Dataset listings of figures:
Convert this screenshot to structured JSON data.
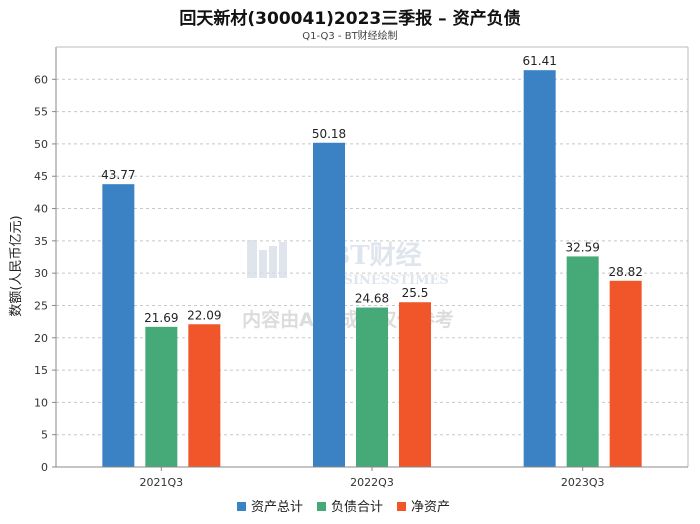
{
  "chart_data": {
    "type": "bar",
    "title": "回天新材(300041)2023三季报 – 资产负债",
    "subtitle": "Q1-Q3 - BT财经绘制",
    "ylabel": "数额(人民币亿元)",
    "xlabel": "",
    "categories": [
      "2021Q3",
      "2022Q3",
      "2023Q3"
    ],
    "ylim": [
      0,
      65
    ],
    "yticks": [
      0,
      5,
      10,
      15,
      20,
      25,
      30,
      35,
      40,
      45,
      50,
      55,
      60
    ],
    "grid": true,
    "legend_position": "bottom",
    "series": [
      {
        "name": "资产总计",
        "color": "#3b82c4",
        "values": [
          43.77,
          50.18,
          61.41
        ]
      },
      {
        "name": "负债合计",
        "color": "#45aa78",
        "values": [
          21.69,
          24.68,
          32.59
        ]
      },
      {
        "name": "净资产",
        "color": "#f0562a",
        "values": [
          22.09,
          25.5,
          28.82
        ]
      }
    ]
  },
  "watermark": {
    "brand": "BT财经",
    "brand_sub": "BUSINESSTIMES",
    "notice": "内容由AI生成，仅供参考"
  }
}
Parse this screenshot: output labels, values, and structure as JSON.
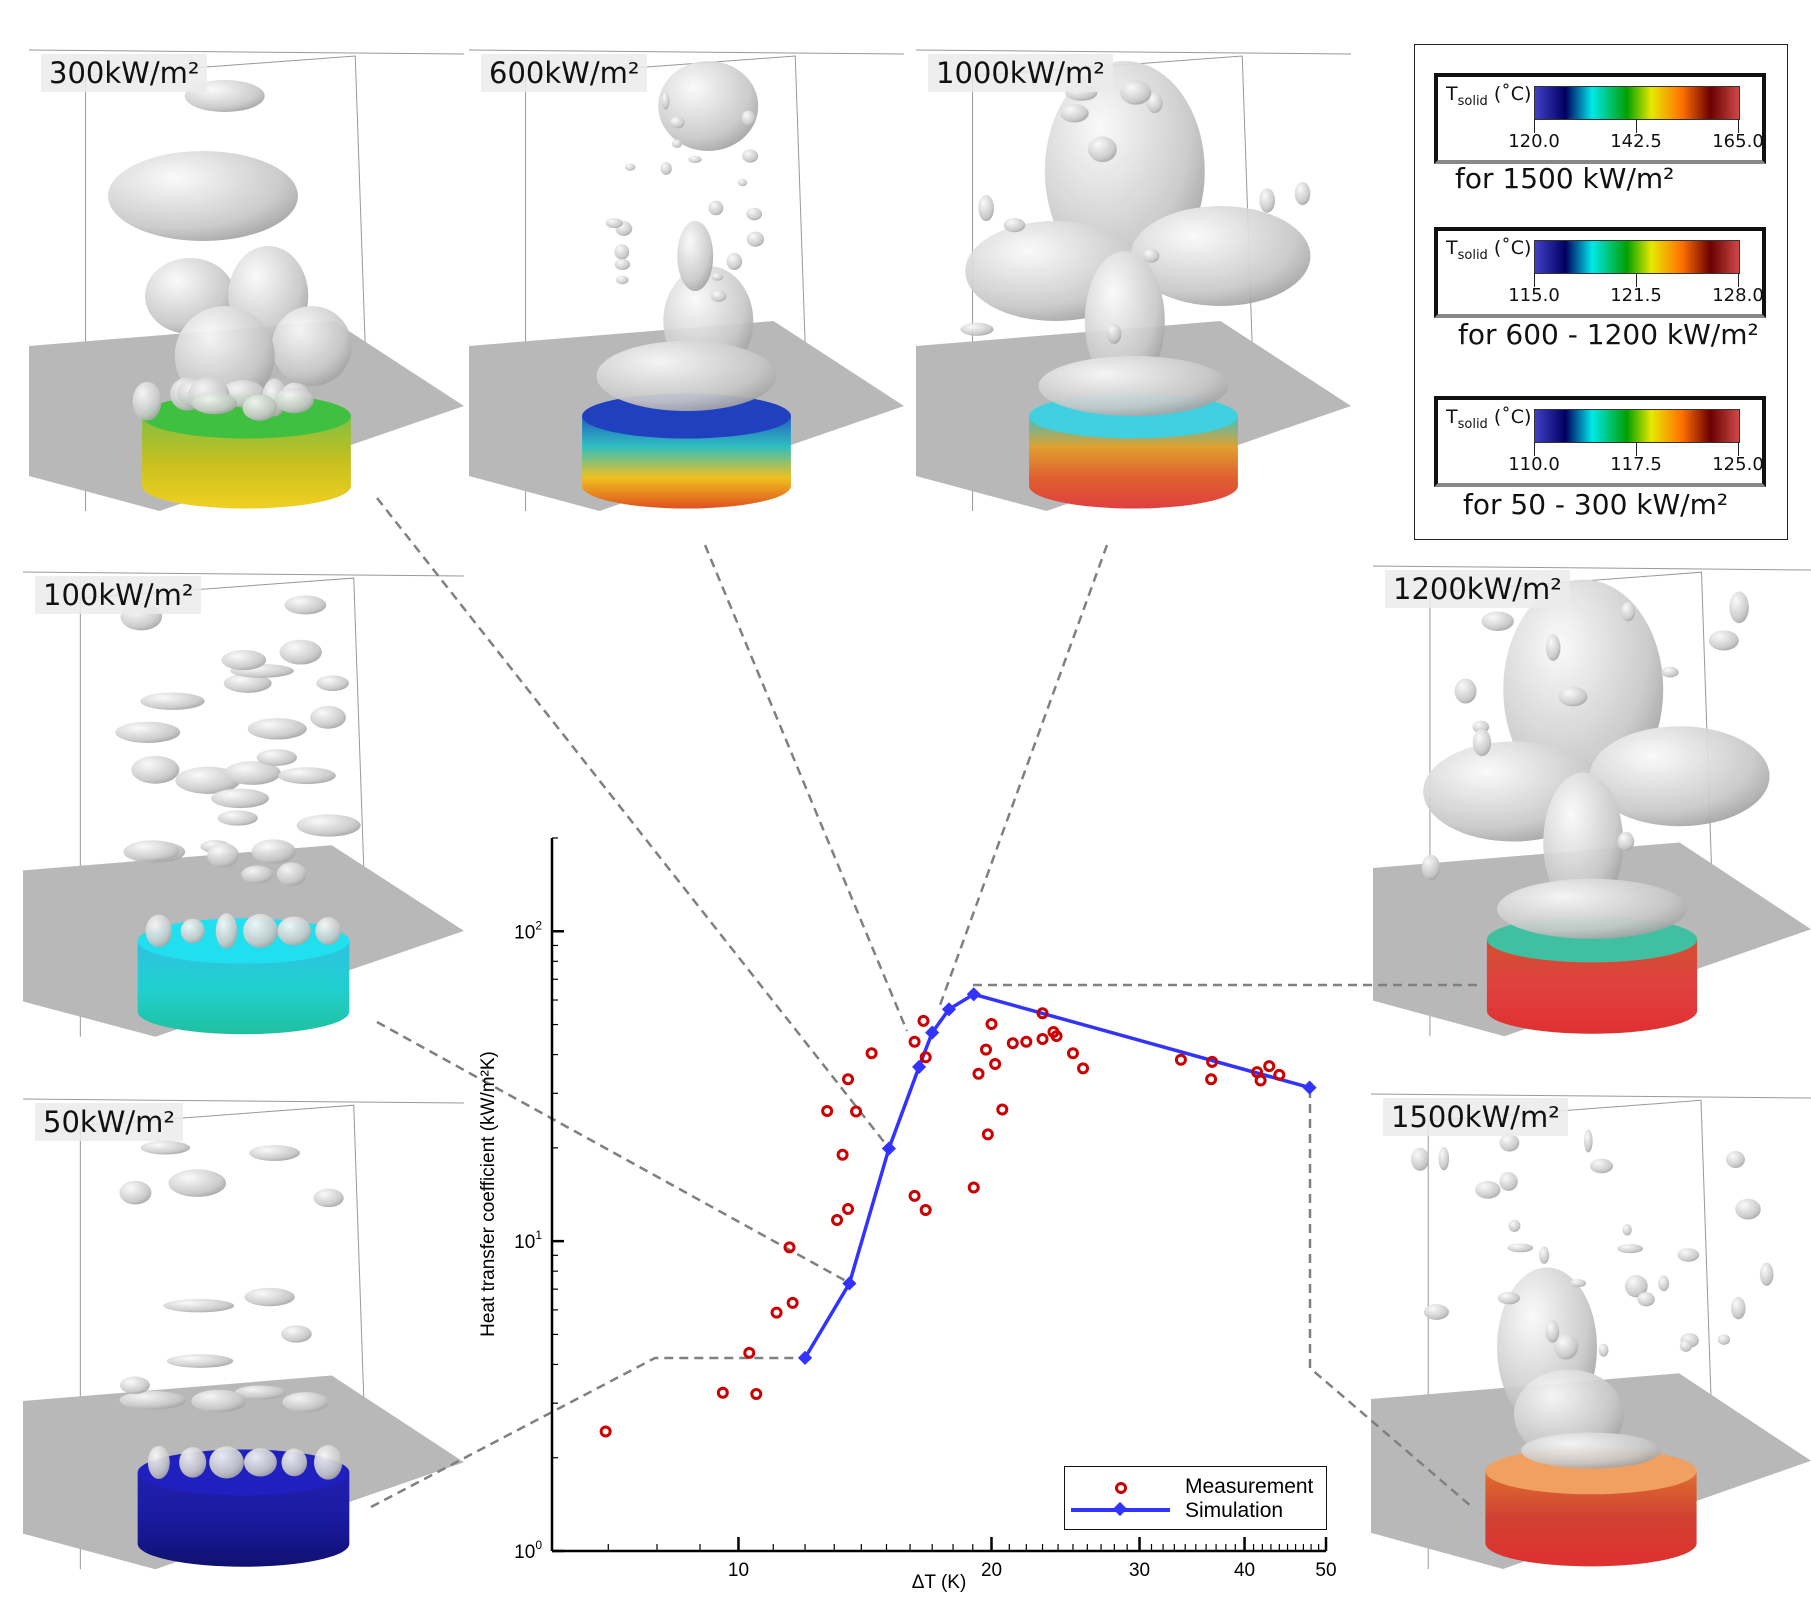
{
  "panels": [
    {
      "id": "300",
      "label": "300kW/m²"
    },
    {
      "id": "600",
      "label": "600kW/m²"
    },
    {
      "id": "1000",
      "label": "1000kW/m²"
    },
    {
      "id": "100",
      "label": "100kW/m²"
    },
    {
      "id": "50",
      "label": "50kW/m²"
    },
    {
      "id": "1200",
      "label": "1200kW/m²"
    },
    {
      "id": "1500",
      "label": "1500kW/m²"
    }
  ],
  "colorbars": [
    {
      "title": "T",
      "sub": "solid",
      "unit": " (˚C)",
      "ticks": [
        "120.0",
        "142.5",
        "165.0"
      ],
      "caption": "for 1500 kW/m²"
    },
    {
      "title": "T",
      "sub": "solid",
      "unit": " (˚C)",
      "ticks": [
        "115.0",
        "121.5",
        "128.0"
      ],
      "caption": "for 600 - 1200 kW/m²"
    },
    {
      "title": "T",
      "sub": "solid",
      "unit": " (˚C)",
      "ticks": [
        "110.0",
        "117.5",
        "125.0"
      ],
      "caption": "for 50 - 300 kW/m²"
    }
  ],
  "chart_data": {
    "type": "scatter",
    "xlabel": "ΔT (K)",
    "ylabel": "Heat transfer coefficient (kW/m²K)",
    "xscale": "log",
    "yscale": "log",
    "xlim": [
      6,
      50
    ],
    "ylim": [
      1,
      200
    ],
    "xticks": [
      {
        "v": 10,
        "label": "10"
      },
      {
        "v": 20,
        "label": "20"
      },
      {
        "v": 30,
        "label": "30"
      },
      {
        "v": 40,
        "label": "40"
      },
      {
        "v": 50,
        "label": "50"
      }
    ],
    "yticks": [
      {
        "v": 1,
        "base": "10",
        "exp": "0"
      },
      {
        "v": 10,
        "base": "10",
        "exp": "1"
      },
      {
        "v": 100,
        "base": "10",
        "exp": "2"
      }
    ],
    "legend_position": "bottom-right",
    "colors": {
      "measurement": "#cc0000",
      "simulation": "#3333ff",
      "connector": "#808080"
    },
    "series": [
      {
        "name": "Measurement",
        "style": "open-circle",
        "x": [
          6.95,
          9.58,
          10.5,
          10.3,
          11.1,
          11.6,
          11.5,
          13.1,
          13.5,
          13.3,
          12.75,
          13.8,
          13.5,
          14.4,
          16.2,
          16.7,
          16.2,
          16.6,
          16.7,
          19.05,
          19.3,
          19.7,
          19.8,
          20.0,
          20.2,
          20.6,
          21.2,
          22.0,
          23.0,
          23.0,
          23.7,
          23.9,
          25.0,
          25.7,
          33.6,
          36.6,
          36.5,
          41.4,
          41.8,
          42.8,
          44.0
        ],
        "y": [
          2.43,
          3.24,
          3.21,
          4.36,
          5.88,
          6.32,
          9.55,
          11.7,
          12.7,
          19.0,
          26.3,
          26.2,
          33.3,
          40.4,
          14.0,
          12.6,
          44.0,
          51.4,
          39.2,
          14.9,
          34.7,
          41.5,
          22.1,
          50.2,
          37.3,
          26.6,
          43.5,
          44.0,
          44.9,
          54.4,
          47.3,
          45.9,
          40.4,
          36.1,
          38.5,
          37.9,
          33.3,
          35.1,
          33.0,
          36.7,
          34.4
        ]
      },
      {
        "name": "Simulation",
        "style": "line-diamond",
        "x": [
          12.0,
          13.55,
          15.1,
          16.4,
          17.0,
          17.8,
          19.05,
          47.8
        ],
        "y": [
          4.2,
          7.3,
          19.9,
          36.5,
          47.1,
          56.0,
          62.6,
          31.3
        ]
      }
    ]
  }
}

DIRECTIVE: Take the listing above and restate it word for word, without its pictures.

EXERCISE ANSWER:
Convert this screenshot to structured JSON data.
{
  "chart_data": {
    "type": "bar",
    "title": "回天新材(300041)2023三季报 – 资产负债",
    "subtitle": "Q1-Q3 - BT财经绘制",
    "ylabel": "数额(人民币亿元)",
    "xlabel": "",
    "categories": [
      "2021Q3",
      "2022Q3",
      "2023Q3"
    ],
    "ylim": [
      0,
      65
    ],
    "yticks": [
      0,
      5,
      10,
      15,
      20,
      25,
      30,
      35,
      40,
      45,
      50,
      55,
      60
    ],
    "grid": true,
    "legend_position": "bottom",
    "series": [
      {
        "name": "资产总计",
        "color": "#3b82c4",
        "values": [
          43.77,
          50.18,
          61.41
        ]
      },
      {
        "name": "负债合计",
        "color": "#45aa78",
        "values": [
          21.69,
          24.68,
          32.59
        ]
      },
      {
        "name": "净资产",
        "color": "#f0562a",
        "values": [
          22.09,
          25.5,
          28.82
        ]
      }
    ]
  },
  "watermark": {
    "brand": "BT财经",
    "brand_sub": "BUSINESSTIMES",
    "notice": "内容由AI生成，仅供参考"
  }
}
Parse this screenshot: output labels, values, and structure as JSON.
{
  "panels": [
    {
      "id": "300",
      "label": "300kW/m²"
    },
    {
      "id": "600",
      "label": "600kW/m²"
    },
    {
      "id": "1000",
      "label": "1000kW/m²"
    },
    {
      "id": "100",
      "label": "100kW/m²"
    },
    {
      "id": "50",
      "label": "50kW/m²"
    },
    {
      "id": "1200",
      "label": "1200kW/m²"
    },
    {
      "id": "1500",
      "label": "1500kW/m²"
    }
  ],
  "colorbars": [
    {
      "title": "T",
      "sub": "solid",
      "unit": " (˚C)",
      "ticks": [
        "120.0",
        "142.5",
        "165.0"
      ],
      "caption": "for 1500 kW/m²"
    },
    {
      "title": "T",
      "sub": "solid",
      "unit": " (˚C)",
      "ticks": [
        "115.0",
        "121.5",
        "128.0"
      ],
      "caption": "for 600 - 1200 kW/m²"
    },
    {
      "title": "T",
      "sub": "solid",
      "unit": " (˚C)",
      "ticks": [
        "110.0",
        "117.5",
        "125.0"
      ],
      "caption": "for 50 - 300 kW/m²"
    }
  ],
  "chart_data": {
    "type": "scatter",
    "xlabel": "ΔT (K)",
    "ylabel": "Heat transfer coefficient (kW/m²K)",
    "xscale": "log",
    "yscale": "log",
    "xlim": [
      6,
      50
    ],
    "ylim": [
      1,
      200
    ],
    "xticks": [
      {
        "v": 10,
        "label": "10"
      },
      {
        "v": 20,
        "label": "20"
      },
      {
        "v": 30,
        "label": "30"
      },
      {
        "v": 40,
        "label": "40"
      },
      {
        "v": 50,
        "label": "50"
      }
    ],
    "yticks": [
      {
        "v": 1,
        "base": "10",
        "exp": "0"
      },
      {
        "v": 10,
        "base": "10",
        "exp": "1"
      },
      {
        "v": 100,
        "base": "10",
        "exp": "2"
      }
    ],
    "legend_position": "bottom-right",
    "colors": {
      "measurement": "#cc0000",
      "simulation": "#3333ff",
      "connector": "#808080"
    },
    "series": [
      {
        "name": "Measurement",
        "style": "open-circle",
        "x": [
          6.95,
          9.58,
          10.5,
          10.3,
          11.1,
          11.6,
          11.5,
          13.1,
          13.5,
          13.3,
          12.75,
          13.8,
          13.5,
          14.4,
          16.2,
          16.7,
          16.2,
          16.6,
          16.7,
          19.05,
          19.3,
          19.7,
          19.8,
          20.0,
          20.2,
          20.6,
          21.2,
          22.0,
          23.0,
          23.0,
          23.7,
          23.9,
          25.0,
          25.7,
          33.6,
          36.6,
          36.5,
          41.4,
          41.8,
          42.8,
          44.0
        ],
        "y": [
          2.43,
          3.24,
          3.21,
          4.36,
          5.88,
          6.32,
          9.55,
          11.7,
          12.7,
          19.0,
          26.3,
          26.2,
          33.3,
          40.4,
          14.0,
          12.6,
          44.0,
          51.4,
          39.2,
          14.9,
          34.7,
          41.5,
          22.1,
          50.2,
          37.3,
          26.6,
          43.5,
          44.0,
          44.9,
          54.4,
          47.3,
          45.9,
          40.4,
          36.1,
          38.5,
          37.9,
          33.3,
          35.1,
          33.0,
          36.7,
          34.4
        ]
      },
      {
        "name": "Simulation",
        "style": "line-diamond",
        "x": [
          12.0,
          13.55,
          15.1,
          16.4,
          17.0,
          17.8,
          19.05,
          47.8
        ],
        "y": [
          4.2,
          7.3,
          19.9,
          36.5,
          47.1,
          56.0,
          62.6,
          31.3
        ]
      }
    ]
  }
}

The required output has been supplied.